Excerpt from a dataset
* * * * * * * * *

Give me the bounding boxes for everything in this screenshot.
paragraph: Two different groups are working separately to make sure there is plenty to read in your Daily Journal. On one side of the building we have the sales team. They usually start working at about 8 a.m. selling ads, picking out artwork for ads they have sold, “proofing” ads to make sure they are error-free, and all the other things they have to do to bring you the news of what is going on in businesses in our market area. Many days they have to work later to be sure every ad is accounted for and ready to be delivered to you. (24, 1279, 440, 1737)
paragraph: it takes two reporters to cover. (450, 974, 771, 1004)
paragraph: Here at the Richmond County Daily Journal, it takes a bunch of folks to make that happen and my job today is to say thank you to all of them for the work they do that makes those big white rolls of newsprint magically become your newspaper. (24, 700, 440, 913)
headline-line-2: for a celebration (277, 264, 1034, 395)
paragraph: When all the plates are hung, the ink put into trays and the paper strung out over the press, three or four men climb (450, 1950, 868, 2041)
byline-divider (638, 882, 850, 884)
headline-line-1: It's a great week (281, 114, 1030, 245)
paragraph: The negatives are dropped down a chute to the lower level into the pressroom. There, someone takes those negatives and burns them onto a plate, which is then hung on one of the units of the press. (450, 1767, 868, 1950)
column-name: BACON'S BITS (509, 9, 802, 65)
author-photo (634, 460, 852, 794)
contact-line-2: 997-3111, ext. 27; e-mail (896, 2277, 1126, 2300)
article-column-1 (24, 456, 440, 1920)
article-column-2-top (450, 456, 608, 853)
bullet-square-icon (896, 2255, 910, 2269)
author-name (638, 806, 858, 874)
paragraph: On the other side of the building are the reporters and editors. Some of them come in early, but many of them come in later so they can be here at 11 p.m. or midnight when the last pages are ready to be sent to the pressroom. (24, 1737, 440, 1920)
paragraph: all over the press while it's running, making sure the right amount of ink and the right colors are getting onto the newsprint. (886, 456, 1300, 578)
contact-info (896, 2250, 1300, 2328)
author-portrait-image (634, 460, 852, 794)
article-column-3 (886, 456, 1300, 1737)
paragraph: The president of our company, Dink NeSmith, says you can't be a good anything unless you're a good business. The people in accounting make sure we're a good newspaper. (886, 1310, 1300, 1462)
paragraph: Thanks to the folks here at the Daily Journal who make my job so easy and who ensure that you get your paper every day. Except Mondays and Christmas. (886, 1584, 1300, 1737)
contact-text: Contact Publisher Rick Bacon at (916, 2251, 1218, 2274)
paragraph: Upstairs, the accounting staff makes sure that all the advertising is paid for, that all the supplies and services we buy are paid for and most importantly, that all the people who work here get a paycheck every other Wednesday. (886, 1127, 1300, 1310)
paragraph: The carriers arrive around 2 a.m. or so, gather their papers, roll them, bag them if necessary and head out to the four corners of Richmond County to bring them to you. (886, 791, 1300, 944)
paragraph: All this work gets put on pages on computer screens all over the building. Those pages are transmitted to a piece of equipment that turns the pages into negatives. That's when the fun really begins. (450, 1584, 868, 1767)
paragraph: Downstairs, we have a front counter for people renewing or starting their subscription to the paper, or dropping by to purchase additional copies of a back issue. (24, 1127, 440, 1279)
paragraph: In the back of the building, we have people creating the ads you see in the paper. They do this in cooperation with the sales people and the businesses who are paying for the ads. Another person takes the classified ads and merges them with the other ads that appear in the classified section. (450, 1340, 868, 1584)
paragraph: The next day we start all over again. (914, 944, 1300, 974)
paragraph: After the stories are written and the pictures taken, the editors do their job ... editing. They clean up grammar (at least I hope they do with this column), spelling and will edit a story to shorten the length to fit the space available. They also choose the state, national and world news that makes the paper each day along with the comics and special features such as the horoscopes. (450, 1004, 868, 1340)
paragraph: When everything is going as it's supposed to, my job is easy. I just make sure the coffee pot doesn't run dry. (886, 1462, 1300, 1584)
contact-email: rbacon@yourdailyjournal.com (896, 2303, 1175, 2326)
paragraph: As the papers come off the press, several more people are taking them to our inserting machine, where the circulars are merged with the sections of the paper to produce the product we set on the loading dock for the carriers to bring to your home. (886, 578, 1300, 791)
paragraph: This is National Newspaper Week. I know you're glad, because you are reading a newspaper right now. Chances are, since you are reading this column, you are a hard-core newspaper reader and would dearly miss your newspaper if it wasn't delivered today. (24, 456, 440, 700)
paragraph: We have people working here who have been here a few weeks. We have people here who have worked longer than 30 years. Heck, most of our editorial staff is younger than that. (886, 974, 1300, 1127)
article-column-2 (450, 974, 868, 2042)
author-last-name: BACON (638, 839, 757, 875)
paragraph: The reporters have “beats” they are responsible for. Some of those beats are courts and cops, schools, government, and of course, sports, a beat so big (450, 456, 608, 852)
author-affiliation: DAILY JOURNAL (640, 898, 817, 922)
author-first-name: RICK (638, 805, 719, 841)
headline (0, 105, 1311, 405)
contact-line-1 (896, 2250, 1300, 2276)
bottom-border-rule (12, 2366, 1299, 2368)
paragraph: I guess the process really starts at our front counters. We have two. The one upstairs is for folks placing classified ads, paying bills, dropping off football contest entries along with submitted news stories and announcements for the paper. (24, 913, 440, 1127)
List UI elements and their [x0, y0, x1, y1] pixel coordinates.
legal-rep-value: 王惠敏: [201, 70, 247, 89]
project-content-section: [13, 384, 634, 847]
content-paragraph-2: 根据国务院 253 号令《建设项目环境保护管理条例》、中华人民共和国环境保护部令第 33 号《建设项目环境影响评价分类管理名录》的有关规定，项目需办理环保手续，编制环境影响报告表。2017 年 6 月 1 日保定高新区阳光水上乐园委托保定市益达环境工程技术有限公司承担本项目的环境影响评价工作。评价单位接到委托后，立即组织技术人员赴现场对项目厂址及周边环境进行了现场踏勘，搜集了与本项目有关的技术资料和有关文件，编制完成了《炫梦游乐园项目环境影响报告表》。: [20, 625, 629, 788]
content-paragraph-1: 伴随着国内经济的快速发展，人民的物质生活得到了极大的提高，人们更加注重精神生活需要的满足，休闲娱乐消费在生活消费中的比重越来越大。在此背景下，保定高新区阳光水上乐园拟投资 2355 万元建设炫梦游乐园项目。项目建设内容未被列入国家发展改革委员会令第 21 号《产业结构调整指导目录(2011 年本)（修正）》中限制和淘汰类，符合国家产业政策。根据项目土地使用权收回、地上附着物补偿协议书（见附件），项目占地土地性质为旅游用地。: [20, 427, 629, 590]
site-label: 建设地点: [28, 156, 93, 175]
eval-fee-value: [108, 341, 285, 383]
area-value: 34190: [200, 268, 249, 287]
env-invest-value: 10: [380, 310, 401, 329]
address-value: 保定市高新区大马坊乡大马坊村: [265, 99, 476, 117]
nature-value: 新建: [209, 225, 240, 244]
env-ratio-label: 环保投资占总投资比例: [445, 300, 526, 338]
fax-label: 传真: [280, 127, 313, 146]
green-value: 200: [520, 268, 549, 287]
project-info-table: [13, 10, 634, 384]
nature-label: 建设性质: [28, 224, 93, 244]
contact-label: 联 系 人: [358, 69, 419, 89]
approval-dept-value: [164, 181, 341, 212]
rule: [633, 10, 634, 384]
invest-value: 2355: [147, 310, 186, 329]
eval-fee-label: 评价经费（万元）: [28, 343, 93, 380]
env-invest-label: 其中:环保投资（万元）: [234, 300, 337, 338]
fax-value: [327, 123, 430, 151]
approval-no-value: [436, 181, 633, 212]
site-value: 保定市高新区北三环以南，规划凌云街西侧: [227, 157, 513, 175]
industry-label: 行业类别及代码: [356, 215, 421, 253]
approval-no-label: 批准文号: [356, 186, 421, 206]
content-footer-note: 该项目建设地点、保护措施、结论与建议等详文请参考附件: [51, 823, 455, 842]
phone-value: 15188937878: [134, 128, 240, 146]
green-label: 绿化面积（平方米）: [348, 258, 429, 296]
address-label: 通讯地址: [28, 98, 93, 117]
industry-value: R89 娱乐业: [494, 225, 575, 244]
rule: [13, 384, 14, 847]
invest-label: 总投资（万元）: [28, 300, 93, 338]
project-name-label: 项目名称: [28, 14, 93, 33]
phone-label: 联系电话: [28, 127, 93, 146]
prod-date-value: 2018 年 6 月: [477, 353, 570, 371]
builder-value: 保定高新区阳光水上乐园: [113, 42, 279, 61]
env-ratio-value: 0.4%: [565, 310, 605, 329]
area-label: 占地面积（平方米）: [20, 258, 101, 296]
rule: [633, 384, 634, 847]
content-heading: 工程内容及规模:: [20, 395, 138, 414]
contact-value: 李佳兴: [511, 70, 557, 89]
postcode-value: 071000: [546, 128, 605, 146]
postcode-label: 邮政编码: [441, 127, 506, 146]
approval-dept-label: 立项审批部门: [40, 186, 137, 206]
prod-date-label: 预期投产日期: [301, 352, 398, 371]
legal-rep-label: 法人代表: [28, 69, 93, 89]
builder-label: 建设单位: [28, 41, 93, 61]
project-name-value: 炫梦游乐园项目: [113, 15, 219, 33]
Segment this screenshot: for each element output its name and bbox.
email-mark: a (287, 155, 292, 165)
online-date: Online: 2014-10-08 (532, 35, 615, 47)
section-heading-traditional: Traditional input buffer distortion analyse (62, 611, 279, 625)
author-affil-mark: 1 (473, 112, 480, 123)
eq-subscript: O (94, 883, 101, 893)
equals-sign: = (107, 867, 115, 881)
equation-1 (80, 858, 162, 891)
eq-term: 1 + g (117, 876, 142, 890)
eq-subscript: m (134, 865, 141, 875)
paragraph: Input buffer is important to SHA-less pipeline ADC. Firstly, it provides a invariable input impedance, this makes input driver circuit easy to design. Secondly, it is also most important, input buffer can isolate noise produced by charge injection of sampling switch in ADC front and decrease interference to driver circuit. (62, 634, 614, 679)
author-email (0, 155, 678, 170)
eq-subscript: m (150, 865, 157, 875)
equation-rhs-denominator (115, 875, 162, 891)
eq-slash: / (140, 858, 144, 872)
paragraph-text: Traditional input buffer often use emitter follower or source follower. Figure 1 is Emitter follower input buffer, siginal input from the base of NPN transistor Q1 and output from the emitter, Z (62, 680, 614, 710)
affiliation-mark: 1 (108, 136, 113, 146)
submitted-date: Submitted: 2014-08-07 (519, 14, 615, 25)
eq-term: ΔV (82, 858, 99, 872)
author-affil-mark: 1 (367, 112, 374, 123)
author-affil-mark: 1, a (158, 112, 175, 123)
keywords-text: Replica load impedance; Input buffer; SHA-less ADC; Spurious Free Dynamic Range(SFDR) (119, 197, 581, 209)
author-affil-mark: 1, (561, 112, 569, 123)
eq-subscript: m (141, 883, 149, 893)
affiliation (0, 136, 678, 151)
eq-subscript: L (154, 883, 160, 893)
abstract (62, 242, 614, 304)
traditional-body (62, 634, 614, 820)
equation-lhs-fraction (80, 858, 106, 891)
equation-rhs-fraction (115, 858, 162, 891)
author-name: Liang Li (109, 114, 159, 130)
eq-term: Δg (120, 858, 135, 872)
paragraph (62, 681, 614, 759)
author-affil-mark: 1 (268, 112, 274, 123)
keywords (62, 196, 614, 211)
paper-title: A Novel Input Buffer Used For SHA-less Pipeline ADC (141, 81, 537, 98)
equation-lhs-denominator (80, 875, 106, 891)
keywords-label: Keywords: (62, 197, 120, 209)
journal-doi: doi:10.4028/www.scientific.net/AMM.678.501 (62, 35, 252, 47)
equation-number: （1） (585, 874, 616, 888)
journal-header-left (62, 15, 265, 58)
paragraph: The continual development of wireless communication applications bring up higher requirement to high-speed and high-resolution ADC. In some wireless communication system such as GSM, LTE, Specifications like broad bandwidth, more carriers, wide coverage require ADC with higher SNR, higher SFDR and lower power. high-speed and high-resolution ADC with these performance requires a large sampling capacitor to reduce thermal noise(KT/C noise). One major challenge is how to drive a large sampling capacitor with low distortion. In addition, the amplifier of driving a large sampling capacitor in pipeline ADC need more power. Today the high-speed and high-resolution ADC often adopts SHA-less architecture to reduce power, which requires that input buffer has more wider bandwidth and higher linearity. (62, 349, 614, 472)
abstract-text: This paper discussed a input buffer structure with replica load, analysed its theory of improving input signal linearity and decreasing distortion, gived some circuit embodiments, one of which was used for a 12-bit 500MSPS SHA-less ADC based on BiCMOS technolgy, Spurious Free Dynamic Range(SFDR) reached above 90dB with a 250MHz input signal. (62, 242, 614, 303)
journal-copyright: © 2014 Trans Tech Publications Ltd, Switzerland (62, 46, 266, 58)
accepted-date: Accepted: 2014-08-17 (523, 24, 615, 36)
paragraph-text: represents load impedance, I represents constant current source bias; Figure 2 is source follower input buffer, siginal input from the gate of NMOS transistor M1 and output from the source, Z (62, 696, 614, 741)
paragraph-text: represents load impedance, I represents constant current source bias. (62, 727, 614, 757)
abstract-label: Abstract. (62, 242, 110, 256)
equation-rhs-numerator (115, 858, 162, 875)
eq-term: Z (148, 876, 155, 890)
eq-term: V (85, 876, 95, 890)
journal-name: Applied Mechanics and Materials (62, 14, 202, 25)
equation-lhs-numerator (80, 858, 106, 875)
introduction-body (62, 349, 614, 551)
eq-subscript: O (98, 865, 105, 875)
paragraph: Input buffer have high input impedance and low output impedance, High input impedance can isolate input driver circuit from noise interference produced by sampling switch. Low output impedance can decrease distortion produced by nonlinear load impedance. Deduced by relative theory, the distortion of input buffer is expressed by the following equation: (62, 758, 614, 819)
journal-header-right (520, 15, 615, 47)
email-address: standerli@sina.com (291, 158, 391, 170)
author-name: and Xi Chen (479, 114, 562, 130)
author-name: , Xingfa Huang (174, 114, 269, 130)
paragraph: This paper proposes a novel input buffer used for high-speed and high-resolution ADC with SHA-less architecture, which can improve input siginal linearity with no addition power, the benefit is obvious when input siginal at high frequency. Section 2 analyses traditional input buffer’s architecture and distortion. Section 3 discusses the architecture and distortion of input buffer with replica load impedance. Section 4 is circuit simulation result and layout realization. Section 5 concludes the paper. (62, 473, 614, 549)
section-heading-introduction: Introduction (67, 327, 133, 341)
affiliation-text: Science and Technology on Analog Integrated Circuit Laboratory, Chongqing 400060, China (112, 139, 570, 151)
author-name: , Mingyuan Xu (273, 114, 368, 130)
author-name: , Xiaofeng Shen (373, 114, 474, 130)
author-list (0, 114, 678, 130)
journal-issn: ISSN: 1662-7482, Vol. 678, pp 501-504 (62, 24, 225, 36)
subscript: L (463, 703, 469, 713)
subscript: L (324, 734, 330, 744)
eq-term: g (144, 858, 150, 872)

* * * * * * * * *

Can you lay out the lines from the start of the excerpt through the line with "article-column-1 (24, 456, 440, 1920)", that line included, as a numbered list with any blank lines left out?

1. Give me the bounding boxes for everything in this screenshot.
2. paragraph: Two different groups are working separately to make sure there is plenty to read in your Daily Journal. On one side of the building we have the sales team. They usually start working at about 8 a.m. selling ads, picking out artwork for ads they have sold, “proofing” ads to make sure they are error-free, and all the other things they have to do to bring you the news of what is going on in businesses in our market area. Many days they have to work later to be sure every ad is accounted for and ready to be delivered to you. (24, 1279, 440, 1737)
3. paragraph: it takes two reporters to cover. (450, 974, 771, 1004)
4. paragraph: Here at the Richmond County Daily Journal, it takes a bunch of folks to make that happen and my job today is to say thank you to all of them for the work they do that makes those big white rolls of newsprint magically become your newspaper. (24, 700, 440, 913)
5. headline-line-2: for a celebration (277, 264, 1034, 395)
6. paragraph: When all the plates are hung, the ink put into trays and the paper strung out over the press, three or four men climb (450, 1950, 868, 2041)
7. byline-divider (638, 882, 850, 884)
8. headline-line-1: It's a great week (281, 114, 1030, 245)
9. paragraph: The negatives are dropped down a chute to the lower level into the pressroom. There, someone takes those negatives and burns them onto a plate, which is then hung on one of the units of the press. (450, 1767, 868, 1950)
10. column-name: BACON'S BITS (509, 9, 802, 65)
11. author-photo (634, 460, 852, 794)
12. contact-line-2: 997-3111, ext. 27; e-mail (896, 2277, 1126, 2300)
13. article-column-1 (24, 456, 440, 1920)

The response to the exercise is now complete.